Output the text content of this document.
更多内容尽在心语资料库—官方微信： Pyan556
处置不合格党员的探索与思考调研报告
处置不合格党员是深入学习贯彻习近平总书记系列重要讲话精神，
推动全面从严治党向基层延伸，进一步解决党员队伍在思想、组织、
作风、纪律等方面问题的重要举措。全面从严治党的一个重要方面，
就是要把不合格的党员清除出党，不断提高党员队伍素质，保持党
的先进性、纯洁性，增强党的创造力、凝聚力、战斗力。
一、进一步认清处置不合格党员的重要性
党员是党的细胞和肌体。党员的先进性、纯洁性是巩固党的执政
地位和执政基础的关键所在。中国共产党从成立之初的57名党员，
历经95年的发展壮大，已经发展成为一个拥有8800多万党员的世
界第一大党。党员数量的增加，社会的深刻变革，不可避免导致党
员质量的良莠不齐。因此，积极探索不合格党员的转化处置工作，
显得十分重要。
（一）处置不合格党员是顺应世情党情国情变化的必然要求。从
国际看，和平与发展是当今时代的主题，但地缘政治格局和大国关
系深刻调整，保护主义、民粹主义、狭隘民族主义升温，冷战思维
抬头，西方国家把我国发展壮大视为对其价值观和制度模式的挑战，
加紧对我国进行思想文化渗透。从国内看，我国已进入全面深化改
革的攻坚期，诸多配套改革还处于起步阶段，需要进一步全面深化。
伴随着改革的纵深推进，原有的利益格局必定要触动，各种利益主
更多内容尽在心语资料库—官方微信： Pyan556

= Task objective =
Go through the records above and set each one down exactly, please.

= Completed task =
Output the text content of this document.
更多内容尽在心语资料库—官方微信： Pyan556
处置不合格党员的探索与思考调研报告
处置不合格党员是深入学习贯彻习近平总书记系列重要讲话精神，
推动全面从严治党向基层延伸，进一步解决党员队伍在思想、组织、
作风、纪律等方面问题的重要举措。全面从严治党的一个重要方面，
就是要把不合格的党员清除出党，不断提高党员队伍素质，保持党
的先进性、纯洁性，增强党的创造力、凝聚力、战斗力。
一、进一步认清处置不合格党员的重要性
党员是党的细胞和肌体。党员的先进性、纯洁性是巩固党的执政
地位和执政基础的关键所在。中国共产党从成立之初的57名党员，
历经95年的发展壮大，已经发展成为一个拥有8800多万党员的世
界第一大党。党员数量的增加，社会的深刻变革，不可避免导致党
员质量的良莠不齐。因此，积极探索不合格党员的转化处置工作，
显得十分重要。
（一）处置不合格党员是顺应世情党情国情变化的必然要求。从
国际看，和平与发展是当今时代的主题，但地缘政治格局和大国关
系深刻调整，保护主义、民粹主义、狭隘民族主义升温，冷战思维
抬头，西方国家把我国发展壮大视为对其价值观和制度模式的挑战，
加紧对我国进行思想文化渗透。从国内看，我国已进入全面深化改
革的攻坚期，诸多配套改革还处于起步阶段，需要进一步全面深化。
伴随着改革的纵深推进，原有的利益格局必定要触动，各种利益主
更多内容尽在心语资料库—官方微信： Pyan556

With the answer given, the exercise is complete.